__Data listing__:
•••••
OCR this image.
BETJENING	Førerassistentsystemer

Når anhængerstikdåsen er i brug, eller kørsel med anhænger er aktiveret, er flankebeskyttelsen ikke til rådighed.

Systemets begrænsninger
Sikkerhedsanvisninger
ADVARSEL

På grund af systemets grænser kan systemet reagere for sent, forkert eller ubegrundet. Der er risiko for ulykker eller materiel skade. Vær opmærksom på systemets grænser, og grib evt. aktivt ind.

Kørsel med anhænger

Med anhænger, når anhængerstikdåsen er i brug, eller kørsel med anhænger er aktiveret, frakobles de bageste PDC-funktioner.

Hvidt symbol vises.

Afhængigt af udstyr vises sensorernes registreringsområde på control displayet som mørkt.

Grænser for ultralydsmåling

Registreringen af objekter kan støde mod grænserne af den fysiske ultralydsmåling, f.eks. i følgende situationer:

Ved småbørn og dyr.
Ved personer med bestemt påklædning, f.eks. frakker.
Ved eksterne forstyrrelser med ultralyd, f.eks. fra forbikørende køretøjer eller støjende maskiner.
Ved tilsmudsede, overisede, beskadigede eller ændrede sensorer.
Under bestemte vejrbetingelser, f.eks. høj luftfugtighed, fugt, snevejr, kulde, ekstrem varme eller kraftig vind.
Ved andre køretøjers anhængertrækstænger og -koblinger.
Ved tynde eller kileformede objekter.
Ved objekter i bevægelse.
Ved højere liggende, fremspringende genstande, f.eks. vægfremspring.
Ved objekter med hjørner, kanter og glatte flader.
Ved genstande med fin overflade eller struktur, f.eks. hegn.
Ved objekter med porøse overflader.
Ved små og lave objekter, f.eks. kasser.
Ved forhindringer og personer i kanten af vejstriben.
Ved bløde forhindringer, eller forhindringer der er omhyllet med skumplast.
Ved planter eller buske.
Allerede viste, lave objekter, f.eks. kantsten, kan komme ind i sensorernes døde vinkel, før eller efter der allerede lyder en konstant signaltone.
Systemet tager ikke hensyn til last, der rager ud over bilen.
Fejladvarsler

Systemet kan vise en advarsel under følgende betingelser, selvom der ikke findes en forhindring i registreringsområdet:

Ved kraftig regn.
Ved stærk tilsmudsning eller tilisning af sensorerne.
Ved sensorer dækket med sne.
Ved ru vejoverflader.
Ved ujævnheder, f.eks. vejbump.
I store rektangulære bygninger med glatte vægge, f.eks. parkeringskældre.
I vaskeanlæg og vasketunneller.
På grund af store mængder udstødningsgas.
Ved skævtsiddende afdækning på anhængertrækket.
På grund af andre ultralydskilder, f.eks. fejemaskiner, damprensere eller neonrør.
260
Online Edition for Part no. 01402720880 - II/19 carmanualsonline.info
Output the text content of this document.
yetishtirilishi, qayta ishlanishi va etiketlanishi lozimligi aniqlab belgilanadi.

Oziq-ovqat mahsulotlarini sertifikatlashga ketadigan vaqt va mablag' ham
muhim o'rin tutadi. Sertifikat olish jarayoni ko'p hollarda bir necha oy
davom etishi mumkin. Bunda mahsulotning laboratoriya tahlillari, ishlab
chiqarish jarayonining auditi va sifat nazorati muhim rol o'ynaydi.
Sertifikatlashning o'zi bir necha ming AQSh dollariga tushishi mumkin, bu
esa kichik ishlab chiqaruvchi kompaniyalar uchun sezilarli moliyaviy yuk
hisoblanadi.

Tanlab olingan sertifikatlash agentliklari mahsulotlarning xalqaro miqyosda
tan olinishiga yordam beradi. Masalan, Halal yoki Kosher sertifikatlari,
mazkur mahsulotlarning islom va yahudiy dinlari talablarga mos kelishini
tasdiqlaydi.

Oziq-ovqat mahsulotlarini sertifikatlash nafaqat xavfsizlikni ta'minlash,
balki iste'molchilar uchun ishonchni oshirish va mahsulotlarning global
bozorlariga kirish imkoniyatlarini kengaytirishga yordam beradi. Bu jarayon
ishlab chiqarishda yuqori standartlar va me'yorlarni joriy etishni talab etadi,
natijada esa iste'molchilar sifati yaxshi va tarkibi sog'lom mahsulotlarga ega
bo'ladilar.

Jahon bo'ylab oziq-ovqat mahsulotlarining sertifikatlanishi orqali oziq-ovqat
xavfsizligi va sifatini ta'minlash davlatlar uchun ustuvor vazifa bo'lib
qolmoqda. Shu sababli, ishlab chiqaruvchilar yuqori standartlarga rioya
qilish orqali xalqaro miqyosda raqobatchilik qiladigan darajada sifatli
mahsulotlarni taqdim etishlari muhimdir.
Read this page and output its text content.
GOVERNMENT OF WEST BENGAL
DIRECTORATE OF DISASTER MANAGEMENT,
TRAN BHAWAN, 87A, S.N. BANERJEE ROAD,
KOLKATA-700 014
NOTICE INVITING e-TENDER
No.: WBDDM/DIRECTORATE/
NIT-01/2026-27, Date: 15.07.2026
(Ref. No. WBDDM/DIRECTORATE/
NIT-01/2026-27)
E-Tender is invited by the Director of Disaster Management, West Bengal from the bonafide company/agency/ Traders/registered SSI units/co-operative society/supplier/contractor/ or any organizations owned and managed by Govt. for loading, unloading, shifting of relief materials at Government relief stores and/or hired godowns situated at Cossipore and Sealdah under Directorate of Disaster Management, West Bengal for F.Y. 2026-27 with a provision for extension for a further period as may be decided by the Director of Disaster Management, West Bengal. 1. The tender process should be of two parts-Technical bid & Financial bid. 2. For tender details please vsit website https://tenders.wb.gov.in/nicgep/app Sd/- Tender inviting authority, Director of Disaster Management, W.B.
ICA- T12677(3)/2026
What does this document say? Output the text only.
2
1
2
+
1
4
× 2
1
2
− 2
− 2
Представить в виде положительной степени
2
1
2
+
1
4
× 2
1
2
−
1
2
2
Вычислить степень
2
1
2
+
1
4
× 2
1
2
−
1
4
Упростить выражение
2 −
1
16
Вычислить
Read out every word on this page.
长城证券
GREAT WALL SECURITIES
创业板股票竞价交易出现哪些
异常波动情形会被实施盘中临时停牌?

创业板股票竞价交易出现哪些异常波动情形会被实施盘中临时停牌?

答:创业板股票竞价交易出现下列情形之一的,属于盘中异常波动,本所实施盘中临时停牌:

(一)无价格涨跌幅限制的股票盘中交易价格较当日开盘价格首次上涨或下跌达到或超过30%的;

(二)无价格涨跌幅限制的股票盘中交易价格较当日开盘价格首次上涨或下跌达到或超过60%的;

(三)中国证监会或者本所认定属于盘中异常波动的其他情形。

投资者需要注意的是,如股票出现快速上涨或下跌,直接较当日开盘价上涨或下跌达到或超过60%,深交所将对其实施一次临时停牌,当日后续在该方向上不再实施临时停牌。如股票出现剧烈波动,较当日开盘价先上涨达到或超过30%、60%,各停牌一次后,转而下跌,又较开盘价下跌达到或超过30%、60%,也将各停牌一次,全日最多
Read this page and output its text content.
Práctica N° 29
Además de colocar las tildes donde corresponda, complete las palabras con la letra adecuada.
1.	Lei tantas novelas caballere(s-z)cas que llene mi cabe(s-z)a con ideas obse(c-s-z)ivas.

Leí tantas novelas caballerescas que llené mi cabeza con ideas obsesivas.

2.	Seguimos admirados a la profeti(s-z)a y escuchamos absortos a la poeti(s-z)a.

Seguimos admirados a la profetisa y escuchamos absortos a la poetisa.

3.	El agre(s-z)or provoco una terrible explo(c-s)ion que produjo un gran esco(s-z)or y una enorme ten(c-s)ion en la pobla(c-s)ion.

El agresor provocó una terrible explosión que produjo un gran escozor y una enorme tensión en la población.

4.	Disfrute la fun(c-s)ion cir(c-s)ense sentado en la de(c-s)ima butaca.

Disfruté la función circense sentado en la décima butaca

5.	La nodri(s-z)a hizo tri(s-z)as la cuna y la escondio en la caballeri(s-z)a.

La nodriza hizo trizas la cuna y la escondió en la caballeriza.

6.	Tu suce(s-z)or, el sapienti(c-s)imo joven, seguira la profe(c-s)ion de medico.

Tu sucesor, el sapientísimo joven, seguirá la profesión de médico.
•••••
__Task__:
Look through the data above. Copy every line with the string "escuchamos" in it.

__Exercise response__:
2.	Seguimos admirados a la profeti(s-z)a y escuchamos absortos a la poeti(s-z)a.
Seguimos admirados a la profetisa y escuchamos absortos a la poetisa.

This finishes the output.